▸ Exercise brief:
Scan the material for the word "data", and copy each line where it shows up.

▸ Provided records:
(begin)
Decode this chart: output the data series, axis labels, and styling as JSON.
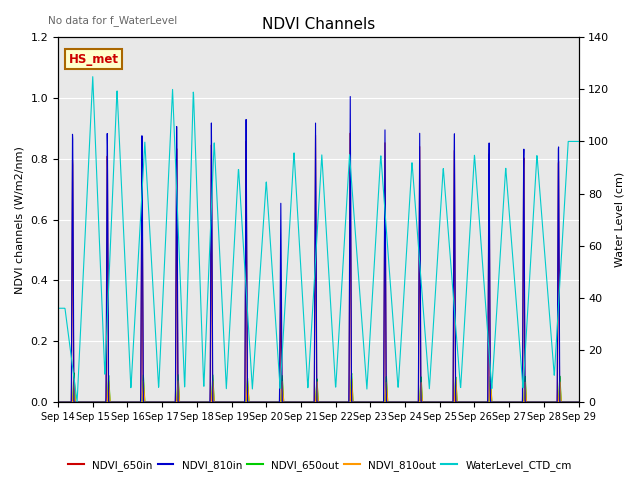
{
  "title": "NDVI Channels",
  "ylabel_left": "NDVI channels (W/m2/nm)",
  "ylabel_right": "Water Level (cm)",
  "no_data_text": "No data for f_WaterLevel",
  "annotation_text": "HS_met",
  "ylim_left": [
    0,
    1.2
  ],
  "ylim_right": [
    0,
    140
  ],
  "yticks_left": [
    0.0,
    0.2,
    0.4,
    0.6,
    0.8,
    1.0,
    1.2
  ],
  "yticks_right": [
    0,
    20,
    40,
    60,
    80,
    100,
    120,
    140
  ],
  "colors": {
    "NDVI_650in": "#cc0000",
    "NDVI_810in": "#0000cc",
    "NDVI_650out": "#00cc00",
    "NDVI_810out": "#ff9900",
    "WaterLevel_CTD_cm": "#00cccc"
  },
  "legend_labels": [
    "NDVI_650in",
    "NDVI_810in",
    "NDVI_650out",
    "NDVI_810out",
    "WaterLevel_CTD_cm"
  ],
  "x_tick_labels": [
    "Sep 14",
    "Sep 15",
    "Sep 16",
    "Sep 17",
    "Sep 18",
    "Sep 19",
    "Sep 20",
    "Sep 21",
    "Sep 22",
    "Sep 23",
    "Sep 24",
    "Sep 25",
    "Sep 26",
    "Sep 27",
    "Sep 28",
    "Sep 29"
  ],
  "plot_bg_color": "#e8e8e8",
  "figsize": [
    6.4,
    4.8
  ],
  "dpi": 100
}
(end)
▸ Expected answer:
Decode this chart: output the data series, axis labels, and styling as JSON.
  "no_data_text": "No data for f_WaterLevel",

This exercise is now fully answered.